§ **Exercise**: Collect all lines from the records below that include the word "Dispensations".

Data entries for graphics:
+++
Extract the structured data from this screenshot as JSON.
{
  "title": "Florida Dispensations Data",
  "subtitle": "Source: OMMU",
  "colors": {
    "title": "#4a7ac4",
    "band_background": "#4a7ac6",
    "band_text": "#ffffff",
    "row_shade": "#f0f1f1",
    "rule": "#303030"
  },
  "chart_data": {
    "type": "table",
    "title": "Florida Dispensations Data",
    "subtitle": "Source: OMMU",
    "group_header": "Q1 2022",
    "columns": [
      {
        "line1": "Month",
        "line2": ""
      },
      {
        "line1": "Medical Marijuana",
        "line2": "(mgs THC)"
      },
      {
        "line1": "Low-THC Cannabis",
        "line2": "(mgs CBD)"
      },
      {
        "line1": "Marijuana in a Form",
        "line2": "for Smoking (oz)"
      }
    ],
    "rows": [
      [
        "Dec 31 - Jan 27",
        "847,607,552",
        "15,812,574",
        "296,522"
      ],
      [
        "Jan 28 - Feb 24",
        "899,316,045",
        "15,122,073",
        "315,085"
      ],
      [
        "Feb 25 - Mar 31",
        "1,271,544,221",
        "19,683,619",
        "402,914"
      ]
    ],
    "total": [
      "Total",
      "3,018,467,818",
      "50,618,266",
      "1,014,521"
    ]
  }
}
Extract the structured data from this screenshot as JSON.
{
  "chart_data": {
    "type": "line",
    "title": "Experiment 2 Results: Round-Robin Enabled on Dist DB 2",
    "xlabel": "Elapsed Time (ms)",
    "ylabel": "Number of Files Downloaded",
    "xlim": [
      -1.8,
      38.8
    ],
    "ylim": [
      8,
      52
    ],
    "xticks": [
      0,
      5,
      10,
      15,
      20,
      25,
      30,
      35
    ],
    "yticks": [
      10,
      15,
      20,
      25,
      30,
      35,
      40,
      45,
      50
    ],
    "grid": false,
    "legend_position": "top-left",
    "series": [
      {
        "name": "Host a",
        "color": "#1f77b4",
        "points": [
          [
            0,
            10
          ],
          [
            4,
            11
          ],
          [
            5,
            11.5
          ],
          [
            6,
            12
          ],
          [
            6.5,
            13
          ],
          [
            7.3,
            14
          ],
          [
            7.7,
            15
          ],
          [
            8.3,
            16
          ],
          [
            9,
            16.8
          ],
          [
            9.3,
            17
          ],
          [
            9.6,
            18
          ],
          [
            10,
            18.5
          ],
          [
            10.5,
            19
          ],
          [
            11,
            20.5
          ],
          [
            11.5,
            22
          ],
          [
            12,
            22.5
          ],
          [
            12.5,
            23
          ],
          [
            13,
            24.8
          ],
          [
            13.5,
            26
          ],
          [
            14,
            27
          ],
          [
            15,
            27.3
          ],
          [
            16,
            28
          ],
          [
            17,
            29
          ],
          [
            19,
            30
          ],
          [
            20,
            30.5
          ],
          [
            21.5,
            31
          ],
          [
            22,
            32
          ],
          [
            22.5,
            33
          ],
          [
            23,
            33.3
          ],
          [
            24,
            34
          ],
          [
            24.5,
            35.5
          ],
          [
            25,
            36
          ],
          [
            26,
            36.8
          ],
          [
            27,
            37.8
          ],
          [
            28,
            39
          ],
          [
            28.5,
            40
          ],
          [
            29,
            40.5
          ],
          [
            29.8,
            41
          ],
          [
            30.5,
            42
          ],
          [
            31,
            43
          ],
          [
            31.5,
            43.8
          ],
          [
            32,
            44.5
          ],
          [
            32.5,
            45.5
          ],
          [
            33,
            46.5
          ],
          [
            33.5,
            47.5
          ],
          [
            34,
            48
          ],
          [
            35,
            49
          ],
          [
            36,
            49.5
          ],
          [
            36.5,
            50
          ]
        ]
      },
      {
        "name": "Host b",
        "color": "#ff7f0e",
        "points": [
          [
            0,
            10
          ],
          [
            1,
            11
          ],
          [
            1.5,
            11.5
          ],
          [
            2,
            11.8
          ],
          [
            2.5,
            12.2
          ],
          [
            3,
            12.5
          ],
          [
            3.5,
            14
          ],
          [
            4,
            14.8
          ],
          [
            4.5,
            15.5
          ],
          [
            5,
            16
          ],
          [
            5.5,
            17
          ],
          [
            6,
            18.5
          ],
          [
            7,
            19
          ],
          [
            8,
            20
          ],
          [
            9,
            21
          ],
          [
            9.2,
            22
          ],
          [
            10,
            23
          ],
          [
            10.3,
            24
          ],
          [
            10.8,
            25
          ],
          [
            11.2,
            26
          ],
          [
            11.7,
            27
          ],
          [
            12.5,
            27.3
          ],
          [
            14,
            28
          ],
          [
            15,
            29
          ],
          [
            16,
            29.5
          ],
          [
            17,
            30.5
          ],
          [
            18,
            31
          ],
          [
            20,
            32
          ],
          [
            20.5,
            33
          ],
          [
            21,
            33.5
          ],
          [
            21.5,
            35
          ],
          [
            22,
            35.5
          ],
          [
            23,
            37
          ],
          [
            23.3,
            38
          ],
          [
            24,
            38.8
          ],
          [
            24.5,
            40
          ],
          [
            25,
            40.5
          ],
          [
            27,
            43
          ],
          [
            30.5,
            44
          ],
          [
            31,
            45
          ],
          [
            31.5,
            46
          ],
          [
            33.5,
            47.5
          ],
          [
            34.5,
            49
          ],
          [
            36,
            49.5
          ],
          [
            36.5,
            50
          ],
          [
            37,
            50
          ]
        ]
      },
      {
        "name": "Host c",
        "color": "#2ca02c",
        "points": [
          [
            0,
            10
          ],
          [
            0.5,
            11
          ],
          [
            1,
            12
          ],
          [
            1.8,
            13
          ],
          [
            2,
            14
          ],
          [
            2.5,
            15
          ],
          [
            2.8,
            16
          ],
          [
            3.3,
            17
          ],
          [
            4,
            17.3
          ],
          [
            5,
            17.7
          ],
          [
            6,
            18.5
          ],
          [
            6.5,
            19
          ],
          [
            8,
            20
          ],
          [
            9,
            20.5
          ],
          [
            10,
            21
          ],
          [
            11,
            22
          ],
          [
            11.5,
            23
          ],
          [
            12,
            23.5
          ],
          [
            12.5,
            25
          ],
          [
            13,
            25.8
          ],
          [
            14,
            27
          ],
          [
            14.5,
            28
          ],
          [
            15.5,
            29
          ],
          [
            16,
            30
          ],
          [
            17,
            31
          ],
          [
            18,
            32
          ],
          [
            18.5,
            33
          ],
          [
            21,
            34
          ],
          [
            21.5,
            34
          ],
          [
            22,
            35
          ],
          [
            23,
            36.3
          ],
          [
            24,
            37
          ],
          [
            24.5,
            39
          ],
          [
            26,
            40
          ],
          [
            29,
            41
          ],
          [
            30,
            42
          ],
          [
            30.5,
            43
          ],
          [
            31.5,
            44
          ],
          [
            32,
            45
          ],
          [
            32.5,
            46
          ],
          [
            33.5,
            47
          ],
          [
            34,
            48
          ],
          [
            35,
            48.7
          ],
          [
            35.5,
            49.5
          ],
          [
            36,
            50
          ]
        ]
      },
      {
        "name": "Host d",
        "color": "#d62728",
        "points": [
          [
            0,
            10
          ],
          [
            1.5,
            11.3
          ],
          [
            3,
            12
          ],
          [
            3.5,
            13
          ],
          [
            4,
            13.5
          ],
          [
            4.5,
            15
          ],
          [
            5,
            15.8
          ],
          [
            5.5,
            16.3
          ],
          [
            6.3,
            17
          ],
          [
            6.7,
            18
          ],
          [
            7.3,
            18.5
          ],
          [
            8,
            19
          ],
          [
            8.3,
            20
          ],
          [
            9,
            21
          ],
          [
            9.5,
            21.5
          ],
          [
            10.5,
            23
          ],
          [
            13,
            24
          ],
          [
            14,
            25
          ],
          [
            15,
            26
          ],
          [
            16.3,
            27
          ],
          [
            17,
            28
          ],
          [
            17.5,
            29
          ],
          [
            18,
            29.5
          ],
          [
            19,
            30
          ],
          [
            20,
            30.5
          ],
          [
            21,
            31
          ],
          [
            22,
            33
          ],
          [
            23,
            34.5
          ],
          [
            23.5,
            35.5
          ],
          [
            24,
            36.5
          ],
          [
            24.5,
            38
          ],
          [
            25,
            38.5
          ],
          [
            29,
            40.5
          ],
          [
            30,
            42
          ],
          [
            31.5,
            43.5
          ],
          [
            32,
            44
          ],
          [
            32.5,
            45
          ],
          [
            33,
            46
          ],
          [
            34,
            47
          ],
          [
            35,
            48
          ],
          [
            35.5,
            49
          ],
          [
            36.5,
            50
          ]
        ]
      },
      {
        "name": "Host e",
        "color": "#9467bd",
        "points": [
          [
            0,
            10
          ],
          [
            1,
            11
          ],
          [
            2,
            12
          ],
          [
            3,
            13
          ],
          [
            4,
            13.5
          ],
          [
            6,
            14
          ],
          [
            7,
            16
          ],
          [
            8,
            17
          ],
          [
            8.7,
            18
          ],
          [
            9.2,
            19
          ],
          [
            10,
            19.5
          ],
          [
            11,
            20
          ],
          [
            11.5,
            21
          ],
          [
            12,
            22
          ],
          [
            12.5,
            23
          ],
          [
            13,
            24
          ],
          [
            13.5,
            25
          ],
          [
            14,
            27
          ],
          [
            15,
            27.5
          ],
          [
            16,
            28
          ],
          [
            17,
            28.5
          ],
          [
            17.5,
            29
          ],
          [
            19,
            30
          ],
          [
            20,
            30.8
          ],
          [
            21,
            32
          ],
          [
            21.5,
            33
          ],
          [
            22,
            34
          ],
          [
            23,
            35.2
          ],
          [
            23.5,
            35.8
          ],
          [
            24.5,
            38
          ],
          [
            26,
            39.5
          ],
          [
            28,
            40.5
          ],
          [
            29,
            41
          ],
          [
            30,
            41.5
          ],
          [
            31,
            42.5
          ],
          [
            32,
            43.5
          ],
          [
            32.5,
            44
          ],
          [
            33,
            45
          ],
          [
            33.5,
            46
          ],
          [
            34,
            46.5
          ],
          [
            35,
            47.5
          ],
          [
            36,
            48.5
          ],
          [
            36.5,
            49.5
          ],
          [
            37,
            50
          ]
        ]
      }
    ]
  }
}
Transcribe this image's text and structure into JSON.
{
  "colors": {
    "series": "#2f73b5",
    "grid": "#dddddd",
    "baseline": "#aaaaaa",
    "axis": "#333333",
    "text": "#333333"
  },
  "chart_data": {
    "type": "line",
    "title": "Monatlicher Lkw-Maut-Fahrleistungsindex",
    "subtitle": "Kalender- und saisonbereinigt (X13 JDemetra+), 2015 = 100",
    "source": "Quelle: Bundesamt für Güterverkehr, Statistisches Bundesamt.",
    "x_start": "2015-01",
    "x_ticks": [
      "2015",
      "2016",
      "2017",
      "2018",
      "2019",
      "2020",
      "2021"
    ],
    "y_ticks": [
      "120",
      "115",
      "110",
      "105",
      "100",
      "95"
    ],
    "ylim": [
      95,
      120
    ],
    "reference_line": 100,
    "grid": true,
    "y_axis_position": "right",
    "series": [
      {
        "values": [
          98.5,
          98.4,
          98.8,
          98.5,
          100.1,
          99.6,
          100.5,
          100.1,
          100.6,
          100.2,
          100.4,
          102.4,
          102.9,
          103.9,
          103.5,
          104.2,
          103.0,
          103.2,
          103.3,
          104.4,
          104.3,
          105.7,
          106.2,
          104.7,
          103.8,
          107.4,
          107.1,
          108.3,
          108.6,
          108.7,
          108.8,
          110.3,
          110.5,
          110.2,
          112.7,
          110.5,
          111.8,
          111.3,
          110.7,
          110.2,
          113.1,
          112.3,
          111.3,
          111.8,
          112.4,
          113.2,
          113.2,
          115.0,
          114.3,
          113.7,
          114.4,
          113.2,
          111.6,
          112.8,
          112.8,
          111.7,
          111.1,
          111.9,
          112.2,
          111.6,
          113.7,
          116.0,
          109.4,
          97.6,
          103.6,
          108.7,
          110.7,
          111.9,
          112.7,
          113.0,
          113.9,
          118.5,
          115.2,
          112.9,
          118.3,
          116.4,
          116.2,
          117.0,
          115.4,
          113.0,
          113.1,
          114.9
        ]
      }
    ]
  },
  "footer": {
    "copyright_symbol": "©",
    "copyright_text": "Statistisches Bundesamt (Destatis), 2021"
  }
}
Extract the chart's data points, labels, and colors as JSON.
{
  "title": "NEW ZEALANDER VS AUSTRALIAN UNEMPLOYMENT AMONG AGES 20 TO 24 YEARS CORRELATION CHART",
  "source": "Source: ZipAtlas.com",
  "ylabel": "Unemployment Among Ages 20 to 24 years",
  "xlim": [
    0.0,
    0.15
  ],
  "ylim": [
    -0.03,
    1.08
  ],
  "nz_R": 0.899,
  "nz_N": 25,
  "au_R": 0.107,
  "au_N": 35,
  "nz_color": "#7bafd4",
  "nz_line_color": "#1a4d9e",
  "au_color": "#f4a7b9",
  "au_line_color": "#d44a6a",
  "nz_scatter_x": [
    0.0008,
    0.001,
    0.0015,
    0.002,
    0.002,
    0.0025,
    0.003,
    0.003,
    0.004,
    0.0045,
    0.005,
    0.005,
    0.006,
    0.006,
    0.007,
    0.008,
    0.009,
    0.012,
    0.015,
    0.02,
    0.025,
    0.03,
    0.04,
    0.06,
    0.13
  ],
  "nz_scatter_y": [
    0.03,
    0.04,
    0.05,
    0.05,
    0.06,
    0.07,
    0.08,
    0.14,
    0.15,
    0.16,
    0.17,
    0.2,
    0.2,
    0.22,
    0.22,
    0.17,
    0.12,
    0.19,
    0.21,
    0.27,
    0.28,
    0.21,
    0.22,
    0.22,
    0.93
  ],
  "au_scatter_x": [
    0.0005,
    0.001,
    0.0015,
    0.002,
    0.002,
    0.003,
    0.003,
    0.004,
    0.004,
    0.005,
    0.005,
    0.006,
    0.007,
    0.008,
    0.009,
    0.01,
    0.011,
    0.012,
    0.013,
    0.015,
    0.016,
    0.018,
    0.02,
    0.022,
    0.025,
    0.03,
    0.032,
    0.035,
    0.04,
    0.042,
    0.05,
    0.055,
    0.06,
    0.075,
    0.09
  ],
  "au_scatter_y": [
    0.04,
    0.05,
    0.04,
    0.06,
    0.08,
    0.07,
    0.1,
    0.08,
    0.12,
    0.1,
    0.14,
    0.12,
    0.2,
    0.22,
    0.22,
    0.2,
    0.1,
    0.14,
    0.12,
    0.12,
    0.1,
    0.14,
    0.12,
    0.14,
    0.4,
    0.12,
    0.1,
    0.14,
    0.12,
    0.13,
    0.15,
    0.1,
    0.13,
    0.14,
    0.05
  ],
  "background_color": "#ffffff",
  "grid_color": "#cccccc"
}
+++
§ **Task response**:
  "title": "Florida Dispensations Data",
    "title": "Florida Dispensations Data",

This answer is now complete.